_WHAT NEEDS TO BE DONE_
Extract every line of the material that holds the string "decision".

[Data records]
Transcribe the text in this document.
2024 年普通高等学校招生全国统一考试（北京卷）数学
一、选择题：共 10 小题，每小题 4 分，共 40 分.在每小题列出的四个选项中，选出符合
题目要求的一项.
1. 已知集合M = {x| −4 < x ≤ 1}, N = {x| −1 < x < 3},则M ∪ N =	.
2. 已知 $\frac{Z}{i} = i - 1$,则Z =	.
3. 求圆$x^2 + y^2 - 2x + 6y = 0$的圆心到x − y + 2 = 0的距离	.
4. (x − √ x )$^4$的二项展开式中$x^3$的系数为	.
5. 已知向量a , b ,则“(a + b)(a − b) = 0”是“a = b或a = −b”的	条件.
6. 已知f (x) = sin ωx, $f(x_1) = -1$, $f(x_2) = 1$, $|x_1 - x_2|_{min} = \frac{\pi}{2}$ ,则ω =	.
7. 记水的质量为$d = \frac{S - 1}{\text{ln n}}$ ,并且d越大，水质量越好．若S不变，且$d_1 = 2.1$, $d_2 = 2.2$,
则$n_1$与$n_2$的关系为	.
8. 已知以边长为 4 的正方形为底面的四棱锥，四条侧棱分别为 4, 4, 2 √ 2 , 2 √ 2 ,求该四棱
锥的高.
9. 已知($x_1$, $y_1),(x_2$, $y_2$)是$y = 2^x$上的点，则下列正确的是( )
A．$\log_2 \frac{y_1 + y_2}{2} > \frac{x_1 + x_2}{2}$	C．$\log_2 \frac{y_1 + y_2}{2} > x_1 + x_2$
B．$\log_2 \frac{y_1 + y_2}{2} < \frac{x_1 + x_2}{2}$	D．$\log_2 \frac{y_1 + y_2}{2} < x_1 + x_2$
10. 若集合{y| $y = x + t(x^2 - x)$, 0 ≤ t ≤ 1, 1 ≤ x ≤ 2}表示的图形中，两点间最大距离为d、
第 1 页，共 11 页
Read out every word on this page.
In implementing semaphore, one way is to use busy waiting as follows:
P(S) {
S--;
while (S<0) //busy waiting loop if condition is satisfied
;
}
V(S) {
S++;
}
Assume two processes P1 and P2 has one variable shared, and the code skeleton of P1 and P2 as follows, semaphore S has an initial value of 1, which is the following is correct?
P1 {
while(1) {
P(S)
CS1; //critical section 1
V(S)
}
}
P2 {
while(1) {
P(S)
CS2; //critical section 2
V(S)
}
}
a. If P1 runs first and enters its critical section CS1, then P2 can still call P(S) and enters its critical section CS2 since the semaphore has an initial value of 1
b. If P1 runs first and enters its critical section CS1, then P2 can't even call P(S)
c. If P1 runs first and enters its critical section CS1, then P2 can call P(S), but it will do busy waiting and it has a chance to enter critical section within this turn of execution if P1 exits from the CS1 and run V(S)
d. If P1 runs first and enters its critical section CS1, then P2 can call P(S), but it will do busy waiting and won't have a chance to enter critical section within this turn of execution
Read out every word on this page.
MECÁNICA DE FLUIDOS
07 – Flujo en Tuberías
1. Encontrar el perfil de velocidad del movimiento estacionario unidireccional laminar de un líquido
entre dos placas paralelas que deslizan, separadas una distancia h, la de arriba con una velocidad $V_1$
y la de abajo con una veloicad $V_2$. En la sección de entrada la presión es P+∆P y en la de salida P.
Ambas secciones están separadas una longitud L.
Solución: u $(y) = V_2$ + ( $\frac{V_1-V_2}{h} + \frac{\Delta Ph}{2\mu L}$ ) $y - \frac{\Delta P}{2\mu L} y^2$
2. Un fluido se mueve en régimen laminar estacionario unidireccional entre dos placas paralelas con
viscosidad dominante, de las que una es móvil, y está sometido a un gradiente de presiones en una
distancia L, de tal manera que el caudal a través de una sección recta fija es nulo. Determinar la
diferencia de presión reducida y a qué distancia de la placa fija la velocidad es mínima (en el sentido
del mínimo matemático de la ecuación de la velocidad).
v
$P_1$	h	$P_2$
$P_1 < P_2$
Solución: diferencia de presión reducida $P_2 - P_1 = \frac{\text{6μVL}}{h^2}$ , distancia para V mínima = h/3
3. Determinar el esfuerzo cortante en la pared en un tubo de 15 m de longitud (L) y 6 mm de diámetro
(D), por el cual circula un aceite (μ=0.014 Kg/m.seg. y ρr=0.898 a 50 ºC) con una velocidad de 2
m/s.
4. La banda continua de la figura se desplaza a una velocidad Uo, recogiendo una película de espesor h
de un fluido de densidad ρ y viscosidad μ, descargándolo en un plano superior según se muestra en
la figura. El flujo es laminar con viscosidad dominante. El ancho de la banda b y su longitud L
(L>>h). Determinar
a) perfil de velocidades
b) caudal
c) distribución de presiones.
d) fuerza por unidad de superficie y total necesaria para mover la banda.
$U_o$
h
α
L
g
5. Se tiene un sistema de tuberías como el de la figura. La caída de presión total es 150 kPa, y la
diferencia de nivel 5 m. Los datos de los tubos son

...

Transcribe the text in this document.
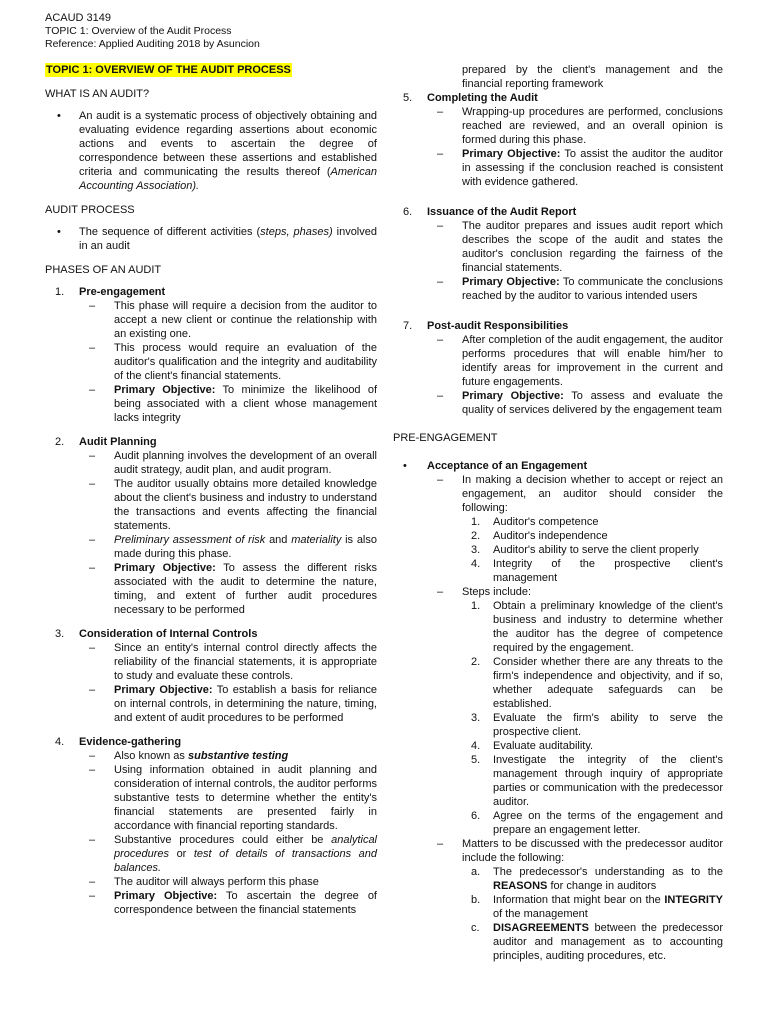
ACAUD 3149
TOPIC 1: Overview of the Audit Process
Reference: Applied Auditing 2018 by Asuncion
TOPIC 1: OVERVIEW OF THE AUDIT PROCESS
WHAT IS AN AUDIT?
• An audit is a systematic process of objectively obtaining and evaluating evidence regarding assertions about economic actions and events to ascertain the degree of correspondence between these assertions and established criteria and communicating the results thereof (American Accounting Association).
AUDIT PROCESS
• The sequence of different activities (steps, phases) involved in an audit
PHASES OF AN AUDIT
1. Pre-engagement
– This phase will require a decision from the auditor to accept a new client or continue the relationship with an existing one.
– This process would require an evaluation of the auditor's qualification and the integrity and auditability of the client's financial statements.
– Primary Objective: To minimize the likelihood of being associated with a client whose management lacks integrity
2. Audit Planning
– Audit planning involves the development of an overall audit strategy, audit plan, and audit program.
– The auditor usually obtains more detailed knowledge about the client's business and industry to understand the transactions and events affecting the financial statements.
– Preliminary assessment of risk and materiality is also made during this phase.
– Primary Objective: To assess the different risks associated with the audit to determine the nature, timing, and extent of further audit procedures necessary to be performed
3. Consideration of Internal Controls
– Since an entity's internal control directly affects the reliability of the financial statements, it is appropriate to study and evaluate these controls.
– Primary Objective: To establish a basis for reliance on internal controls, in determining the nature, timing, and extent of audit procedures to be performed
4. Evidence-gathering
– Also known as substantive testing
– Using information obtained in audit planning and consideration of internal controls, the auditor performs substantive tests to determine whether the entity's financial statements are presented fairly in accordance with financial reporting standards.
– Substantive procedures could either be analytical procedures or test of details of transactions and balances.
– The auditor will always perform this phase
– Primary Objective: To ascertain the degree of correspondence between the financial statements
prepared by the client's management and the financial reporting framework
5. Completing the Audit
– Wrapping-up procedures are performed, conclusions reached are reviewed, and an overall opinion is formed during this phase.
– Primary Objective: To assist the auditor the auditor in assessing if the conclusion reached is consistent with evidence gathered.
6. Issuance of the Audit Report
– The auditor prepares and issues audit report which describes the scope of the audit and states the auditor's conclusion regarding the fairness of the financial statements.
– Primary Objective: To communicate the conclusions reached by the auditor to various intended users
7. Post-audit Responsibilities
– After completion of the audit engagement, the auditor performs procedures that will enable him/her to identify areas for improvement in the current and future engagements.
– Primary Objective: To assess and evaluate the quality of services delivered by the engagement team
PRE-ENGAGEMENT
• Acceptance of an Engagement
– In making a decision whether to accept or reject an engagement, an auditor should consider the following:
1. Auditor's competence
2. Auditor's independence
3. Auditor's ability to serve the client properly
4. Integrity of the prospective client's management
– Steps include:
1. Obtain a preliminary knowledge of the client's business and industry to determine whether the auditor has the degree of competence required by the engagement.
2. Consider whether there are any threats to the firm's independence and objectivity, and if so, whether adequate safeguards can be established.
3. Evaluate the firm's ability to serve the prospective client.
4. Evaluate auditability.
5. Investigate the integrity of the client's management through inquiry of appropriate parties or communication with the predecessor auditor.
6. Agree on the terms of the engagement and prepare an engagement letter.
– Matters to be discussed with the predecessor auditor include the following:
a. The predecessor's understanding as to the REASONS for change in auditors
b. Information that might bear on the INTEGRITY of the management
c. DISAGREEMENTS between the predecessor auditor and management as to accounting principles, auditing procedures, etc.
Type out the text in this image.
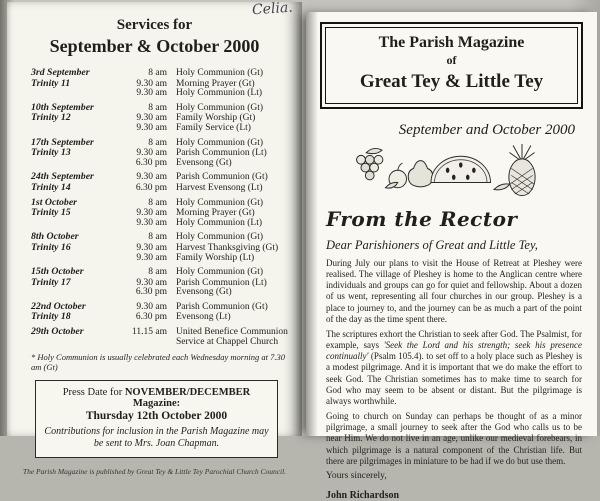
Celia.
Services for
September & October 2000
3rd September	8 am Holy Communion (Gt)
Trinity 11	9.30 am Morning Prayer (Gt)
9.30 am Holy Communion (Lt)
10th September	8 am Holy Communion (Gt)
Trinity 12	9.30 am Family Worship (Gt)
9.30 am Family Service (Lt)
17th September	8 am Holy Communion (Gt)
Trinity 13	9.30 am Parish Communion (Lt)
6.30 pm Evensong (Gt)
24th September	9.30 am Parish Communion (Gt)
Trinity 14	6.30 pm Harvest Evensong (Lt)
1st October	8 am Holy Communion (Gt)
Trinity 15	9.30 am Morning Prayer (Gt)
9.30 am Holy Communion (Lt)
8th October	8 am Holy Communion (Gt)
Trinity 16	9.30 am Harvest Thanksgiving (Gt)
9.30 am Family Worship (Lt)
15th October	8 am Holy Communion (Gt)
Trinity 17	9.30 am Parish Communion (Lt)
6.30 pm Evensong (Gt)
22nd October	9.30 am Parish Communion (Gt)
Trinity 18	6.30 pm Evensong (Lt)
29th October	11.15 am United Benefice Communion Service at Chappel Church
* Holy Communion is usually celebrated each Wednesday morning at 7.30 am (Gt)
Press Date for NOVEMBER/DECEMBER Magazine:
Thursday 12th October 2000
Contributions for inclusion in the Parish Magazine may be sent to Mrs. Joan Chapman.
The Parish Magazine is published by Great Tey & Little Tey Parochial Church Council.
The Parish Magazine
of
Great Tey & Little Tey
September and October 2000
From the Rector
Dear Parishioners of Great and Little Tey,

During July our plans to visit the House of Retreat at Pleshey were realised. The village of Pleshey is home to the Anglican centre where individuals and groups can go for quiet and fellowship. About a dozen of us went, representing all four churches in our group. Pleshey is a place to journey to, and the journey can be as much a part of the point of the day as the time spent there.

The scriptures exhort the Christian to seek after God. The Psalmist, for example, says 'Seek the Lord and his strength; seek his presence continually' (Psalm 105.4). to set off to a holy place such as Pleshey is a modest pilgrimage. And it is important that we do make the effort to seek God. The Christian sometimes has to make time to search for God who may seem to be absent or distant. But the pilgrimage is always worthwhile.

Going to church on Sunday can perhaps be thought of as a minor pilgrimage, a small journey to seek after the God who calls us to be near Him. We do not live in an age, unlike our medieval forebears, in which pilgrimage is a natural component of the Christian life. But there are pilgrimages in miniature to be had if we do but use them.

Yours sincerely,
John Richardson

_EXPECTED ANSWER_
– This phase will require a decision from the auditor to accept a new client or continue the relationship with an existing one.
– In making a decision whether to accept or reject an engagement, an auditor should consider the following:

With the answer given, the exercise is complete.